## Task to carry out
How many lines of these entries hold the string "трансферты"? Answer with the number alone.
--- --- ---
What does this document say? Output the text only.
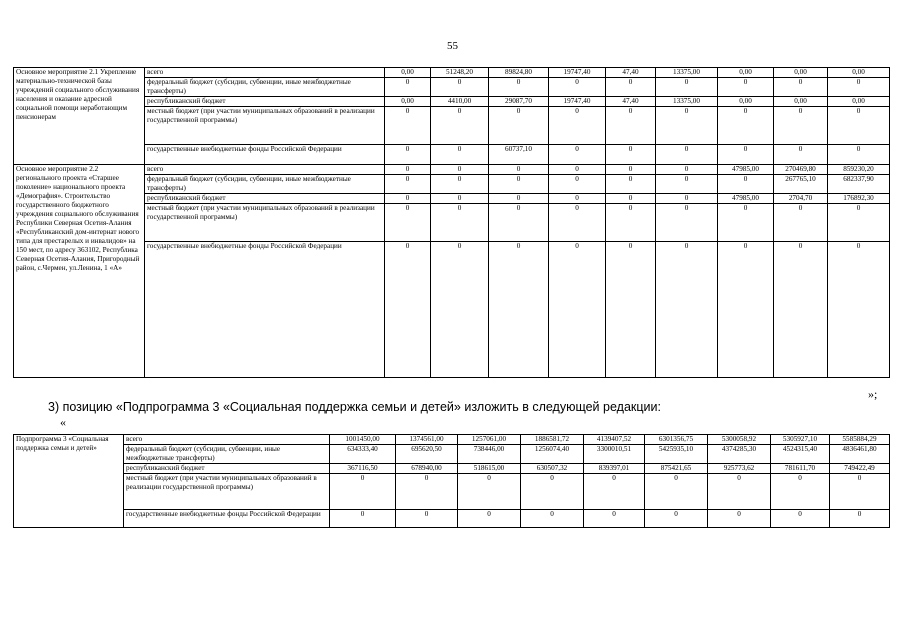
55
Основное мероприятие 2.1 Укрепление материально-технической базы учреждений социального обслуживания населения и оказание адресной социальной помощи неработающим пенсионерам	всего	0,00	51248,20	89824,80	19747,40	47,40	13375,00	0,00	0,00	0,00
	федеральный бюджет (субсидии, субвенции, иные межбюджетные трансферты)	0	0	0	0	0	0	0	0	0
	республиканский бюджет	0,00	4410,00	29087,70	19747,40	47,40	13375,00	0,00	0,00	0,00
	местный бюджет (при участии муниципальных образований в реализации государственной программы)	0	0	0	0	0	0	0	0	0
	государственные внебюджетные фонды Российской Федерации	0	0	60737,10	0	0	0	0	0	0
Основное мероприятие 2.2 регионального проекта «Старшее поколение» национального проекта «Демография». Строительство государственного бюджетного учреждения социального обслуживания Республики Северная Осетия-Алания «Республиканский дом-интернат нового типа для престарелых и инвалидов» на 150 мест, по адресу 363102, Республика Северная Осетия-Алания, Пригородный район, с.Чермен, ул.Ленина, 1 «А»	всего	0	0	0	0	0	0	47985,00	270469,80	859230,20
	федеральный бюджет (субсидии, субвенции, иные межбюджетные трансферты)	0	0	0	0	0	0	0	267765,10	682337,90
	республиканский бюджет	0	0	0	0	0	0	47985,00	2704,70	176892,30
	местный бюджет (при участии муниципальных образований в реализации государственной программы)	0	0	0	0	0	0	0	0	0
	государственные внебюджетные фонды Российской Федерации	0	0	0	0	0	0	0	0	0
»;
3) позицию «Подпрограмма 3 «Социальная поддержка семьи и детей» изложить в следующей редакции:
«
Подпрограмма 3 «Социальная поддержка семьи и детей»	всего	1001450,00	1374561,00	1257061,00	1886581,72	4139407,52	6301356,75	5300058,92	5305927,10	5585884,29
	федеральный бюджет (субсидии, субвенции, иные межбюджетные трансферты)	634333,40	695620,50	738446,00	1256074,40	3300010,51	5425935,10	4374285,30	4524315,40	4836461,80
	республиканский бюджет	367116,50	678940,00	518615,00	630507,32	839397,01	875421,65	925773,62	781611,70	749422,49
	местный бюджет (при участии муниципальных образований в реализации государственной программы)	0	0	0	0	0	0	0	0	0
	государственные внебюджетные фонды Российской Федерации	0	0	0	0	0	0	0	0	0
--- --- ---
## Solution below
3